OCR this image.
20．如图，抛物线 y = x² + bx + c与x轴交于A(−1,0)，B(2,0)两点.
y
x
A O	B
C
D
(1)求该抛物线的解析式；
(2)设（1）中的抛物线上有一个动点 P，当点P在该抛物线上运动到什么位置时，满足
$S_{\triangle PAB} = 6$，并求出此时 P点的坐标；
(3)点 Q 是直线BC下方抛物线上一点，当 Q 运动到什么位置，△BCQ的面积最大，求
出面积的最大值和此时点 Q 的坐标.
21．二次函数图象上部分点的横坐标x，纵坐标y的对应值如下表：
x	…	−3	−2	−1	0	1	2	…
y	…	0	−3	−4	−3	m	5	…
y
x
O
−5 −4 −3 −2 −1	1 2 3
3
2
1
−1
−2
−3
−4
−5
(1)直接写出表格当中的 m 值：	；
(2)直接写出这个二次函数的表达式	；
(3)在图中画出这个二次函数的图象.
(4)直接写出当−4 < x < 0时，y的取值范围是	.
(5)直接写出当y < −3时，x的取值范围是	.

* Your task *
Your task is to reproduce the whole listing exactly.

* Response to the task *
OCR this image.
20．如图，抛物线 y = x² + bx + c与x轴交于A(−1,0)，B(2,0)两点.
y
x
A O	B
C
D
(1)求该抛物线的解析式；
(2)设（1）中的抛物线上有一个动点 P，当点P在该抛物线上运动到什么位置时，满足
$S_{\triangle PAB} = 6$，并求出此时 P点的坐标；
(3)点 Q 是直线BC下方抛物线上一点，当 Q 运动到什么位置，△BCQ的面积最大，求
出面积的最大值和此时点 Q 的坐标.
21．二次函数图象上部分点的横坐标x，纵坐标y的对应值如下表：
x	…	−3	−2	−1	0	1	2	…
y	…	0	−3	−4	−3	m	5	…
y
x
O
−5 −4 −3 −2 −1	1 2 3
3
2
1
−1
−2
−3
−4
−5
(1)直接写出表格当中的 m 值：	；
(2)直接写出这个二次函数的表达式	；
(3)在图中画出这个二次函数的图象.
(4)直接写出当−4 < x < 0时，y的取值范围是	.
(5)直接写出当y < −3时，x的取值范围是	.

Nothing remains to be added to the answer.